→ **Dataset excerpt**
---*---
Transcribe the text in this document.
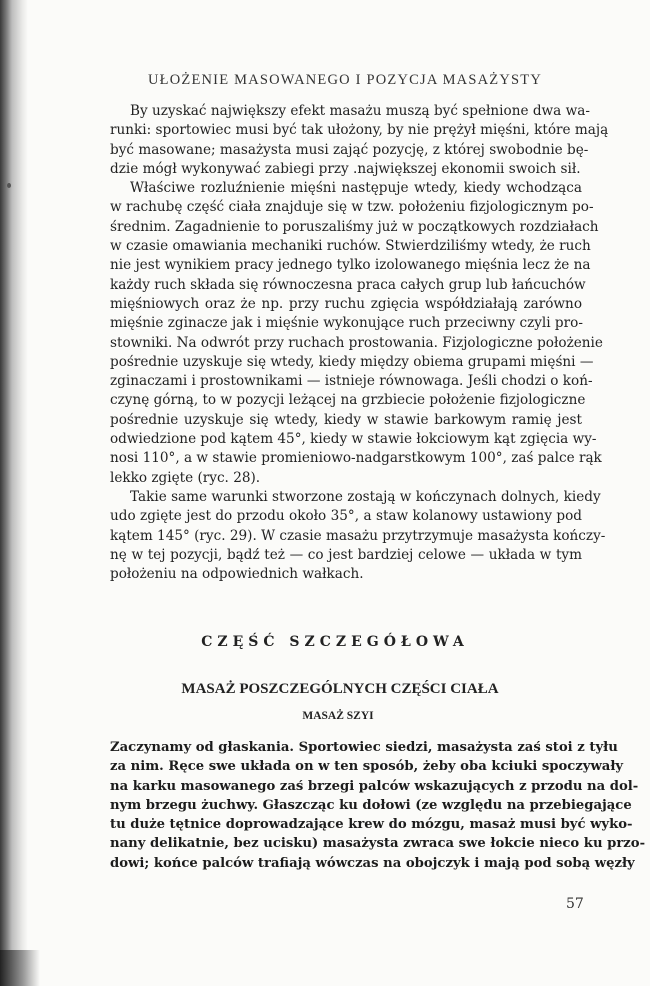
UŁOŻENIE MASOWANEGO I POZYCJA MASAŻYSTY
By uzyskać największy efekt masażu muszą być spełnione dwa wa-
runki: sportowiec musi być tak ułożony, by nie prężył mięśni, które mają
być masowane; masażysta musi zająć pozycję, z której swobodnie bę-
dzie mógł wykonywać zabiegi przy .największej ekonomii swoich sił.
Właściwe rozluźnienie mięśni następuje wtedy, kiedy wchodząca
w rachubę część ciała znajduje się w tzw. położeniu fizjologicznym po-
średnim. Zagadnienie to poruszaliśmy już w początkowych rozdziałach
w czasie omawiania mechaniki ruchów. Stwierdziliśmy wtedy, że ruch
nie jest wynikiem pracy jednego tylko izolowanego mięśnia lecz że na
każdy ruch składa się równoczesna praca całych grup lub łańcuchów
mięśniowych oraz że np. przy ruchu zgięcia współdziałają zarówno
mięśnie zginacze jak i mięśnie wykonujące ruch przeciwny czyli pro-
stowniki. Na odwrót przy ruchach prostowania. Fizjologiczne położenie
pośrednie uzyskuje się wtedy, kiedy między obiema grupami mięśni —
zginaczami i prostownikami — istnieje równowaga. Jeśli chodzi o koń-
czynę górną, to w pozycji leżącej na grzbiecie położenie fizjologiczne
pośrednie uzyskuje się wtedy, kiedy w stawie barkowym ramię jest
odwiedzione pod kątem 45°, kiedy w stawie łokciowym kąt zgięcia wy-
nosi 110°, a w stawie promieniowo-nadgarstkowym 100°, zaś palce rąk
lekko zgięte (ryc. 28).
Takie same warunki stworzone zostają w kończynach dolnych, kiedy
udo zgięte jest do przodu około 35°, a staw kolanowy ustawiony pod
kątem 145° (ryc. 29). W czasie masażu przytrzymuje masażysta kończy-
nę w tej pozycji, bądź też — co jest bardziej celowe — układa w tym
położeniu na odpowiednich wałkach.
CZĘŚĆ SZCZEGÓŁOWA
MASAŻ POSZCZEGÓLNYCH CZĘŚCI CIAŁA
MASAŻ SZYI
Zaczynamy od głaskania. Sportowiec siedzi, masażysta zaś stoi z tyłu
za nim. Ręce swe układa on w ten sposób, żeby oba kciuki spoczywały
na karku masowanego zaś brzegi palców wskazujących z przodu na dol-
nym brzegu żuchwy. Głaszcząc ku dołowi (ze względu na przebiegające
tu duże tętnice doprowadzające krew do mózgu, masaż musi być wyko-
nany delikatnie, bez ucisku) masażysta zwraca swe łokcie nieco ku przo-
dowi; końce palców trafiają wówczas na obojczyk i mają pod sobą węzły
57
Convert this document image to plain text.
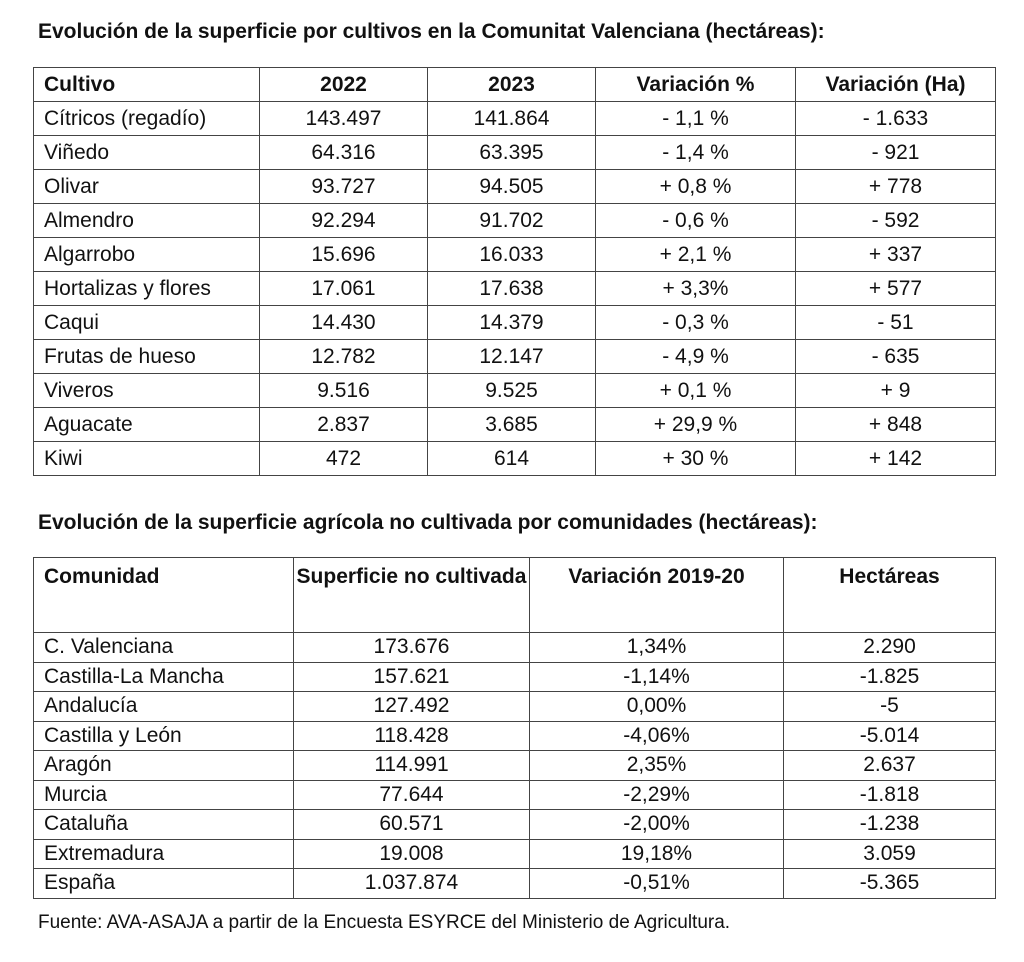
Evolución de la superficie por cultivos en la Comunitat Valenciana (hectáreas):
Cultivo	2022	2023	Variación %	Variación (Ha)
Cítricos (regadío)	143.497	141.864	- 1,1 %	- 1.633
Viñedo	64.316	63.395	- 1,4 %	- 921
Olivar	93.727	94.505	+ 0,8 %	+ 778
Almendro	92.294	91.702	- 0,6 %	- 592
Algarrobo	15.696	16.033	+ 2,1 %	+ 337
Hortalizas y flores	17.061	17.638	+ 3,3%	+ 577
Caqui	14.430	14.379	- 0,3 %	- 51
Frutas de hueso	12.782	12.147	- 4,9 %	- 635
Viveros	9.516	9.525	+ 0,1 %	+ 9
Aguacate	2.837	3.685	+ 29,9 %	+ 848
Kiwi	472	614	+ 30 %	+ 142
Evolución de la superficie agrícola no cultivada por comunidades (hectáreas):
Comunidad	Superficie no cultivada	Variación 2019-20	Hectáreas
C. Valenciana	173.676	1,34%	2.290
Castilla-La Mancha	157.621	-1,14%	-1.825
Andalucía	127.492	0,00%	-5
Castilla y León	118.428	-4,06%	-5.014
Aragón	114.991	2,35%	2.637
Murcia	77.644	-2,29%	-1.818
Cataluña	60.571	-2,00%	-1.238
Extremadura	19.008	19,18%	3.059
España	1.037.874	-0,51%	-5.365
Fuente: AVA-ASAJA a partir de la Encuesta ESYRCE del Ministerio de Agricultura.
---*---
→ **What this task involves**
Skip the pictures and transcribe the rest of the records exactly.

→ **Correct response**
Transcribe the text in this document.
UŁOŻENIE MASOWANEGO I POZYCJA MASAŻYSTY
By uzyskać największy efekt masażu muszą być spełnione dwa wa-
runki: sportowiec musi być tak ułożony, by nie prężył mięśni, które mają
być masowane; masażysta musi zająć pozycję, z której swobodnie bę-
dzie mógł wykonywać zabiegi przy .największej ekonomii swoich sił.
Właściwe rozluźnienie mięśni następuje wtedy, kiedy wchodząca
w rachubę część ciała znajduje się w tzw. położeniu fizjologicznym po-
średnim. Zagadnienie to poruszaliśmy już w początkowych rozdziałach
w czasie omawiania mechaniki ruchów. Stwierdziliśmy wtedy, że ruch
nie jest wynikiem pracy jednego tylko izolowanego mięśnia lecz że na
każdy ruch składa się równoczesna praca całych grup lub łańcuchów
mięśniowych oraz że np. przy ruchu zgięcia współdziałają zarówno
mięśnie zginacze jak i mięśnie wykonujące ruch przeciwny czyli pro-
stowniki. Na odwrót przy ruchach prostowania. Fizjologiczne położenie
pośrednie uzyskuje się wtedy, kiedy między obiema grupami mięśni —
zginaczami i prostownikami — istnieje równowaga. Jeśli chodzi o koń-
czynę górną, to w pozycji leżącej na grzbiecie położenie fizjologiczne
pośrednie uzyskuje się wtedy, kiedy w stawie barkowym ramię jest
odwiedzione pod kątem 45°, kiedy w stawie łokciowym kąt zgięcia wy-
nosi 110°, a w stawie promieniowo-nadgarstkowym 100°, zaś palce rąk
lekko zgięte (ryc. 28).
Takie same warunki stworzone zostają w kończynach dolnych, kiedy
udo zgięte jest do przodu około 35°, a staw kolanowy ustawiony pod
kątem 145° (ryc. 29). W czasie masażu przytrzymuje masażysta kończy-
nę w tej pozycji, bądź też — co jest bardziej celowe — układa w tym
położeniu na odpowiednich wałkach.
CZĘŚĆ SZCZEGÓŁOWA
MASAŻ POSZCZEGÓLNYCH CZĘŚCI CIAŁA
MASAŻ SZYI
Zaczynamy od głaskania. Sportowiec siedzi, masażysta zaś stoi z tyłu
za nim. Ręce swe układa on w ten sposób, żeby oba kciuki spoczywały
na karku masowanego zaś brzegi palców wskazujących z przodu na dol-
nym brzegu żuchwy. Głaszcząc ku dołowi (ze względu na przebiegające
tu duże tętnice doprowadzające krew do mózgu, masaż musi być wyko-
nany delikatnie, bez ucisku) masażysta zwraca swe łokcie nieco ku przo-
dowi; końce palców trafiają wówczas na obojczyk i mają pod sobą węzły
57
Convert this document image to plain text.
Evolución de la superficie por cultivos en la Comunitat Valenciana (hectáreas):
Cultivo	2022	2023	Variación %	Variación (Ha)
Cítricos (regadío)	143.497	141.864	- 1,1 %	- 1.633
Viñedo	64.316	63.395	- 1,4 %	- 921
Olivar	93.727	94.505	+ 0,8 %	+ 778
Almendro	92.294	91.702	- 0,6 %	- 592
Algarrobo	15.696	16.033	+ 2,1 %	+ 337
Hortalizas y flores	17.061	17.638	+ 3,3%	+ 577
Caqui	14.430	14.379	- 0,3 %	- 51
Frutas de hueso	12.782	12.147	- 4,9 %	- 635
Viveros	9.516	9.525	+ 0,1 %	+ 9
Aguacate	2.837	3.685	+ 29,9 %	+ 848
Kiwi	472	614	+ 30 %	+ 142
Evolución de la superficie agrícola no cultivada por comunidades (hectáreas):
Comunidad	Superficie no cultivada	Variación 2019-20	Hectáreas
C. Valenciana	173.676	1,34%	2.290
Castilla-La Mancha	157.621	-1,14%	-1.825
Andalucía	127.492	0,00%	-5
Castilla y León	118.428	-4,06%	-5.014
Aragón	114.991	2,35%	2.637
Murcia	77.644	-2,29%	-1.818
Cataluña	60.571	-2,00%	-1.238
Extremadura	19.008	19,18%	3.059
España	1.037.874	-0,51%	-5.365
Fuente: AVA-ASAJA a partir de la Encuesta ESYRCE del Ministerio de Agricultura.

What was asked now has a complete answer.